- **Some records**:
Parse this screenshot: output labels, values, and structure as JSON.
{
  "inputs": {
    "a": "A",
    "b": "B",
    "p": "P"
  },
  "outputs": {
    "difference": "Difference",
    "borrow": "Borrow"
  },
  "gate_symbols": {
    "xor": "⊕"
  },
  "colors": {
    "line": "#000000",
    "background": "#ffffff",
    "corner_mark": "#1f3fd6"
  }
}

- **GOAL OF THE EXERCISE**:
Reproduce each record shown above without altering a single word.

- **FINISHED EXERCISE**:
Parse this screenshot: output labels, values, and structure as JSON.
{
  "inputs": {
    "a": "A",
    "b": "B",
    "p": "P"
  },
  "outputs": {
    "difference": "Difference",
    "borrow": "Borrow"
  },
  "gate_symbols": {
    "xor": "⊕"
  },
  "colors": {
    "line": "#000000",
    "background": "#ffffff",
    "corner_mark": "#1f3fd6"
  }
}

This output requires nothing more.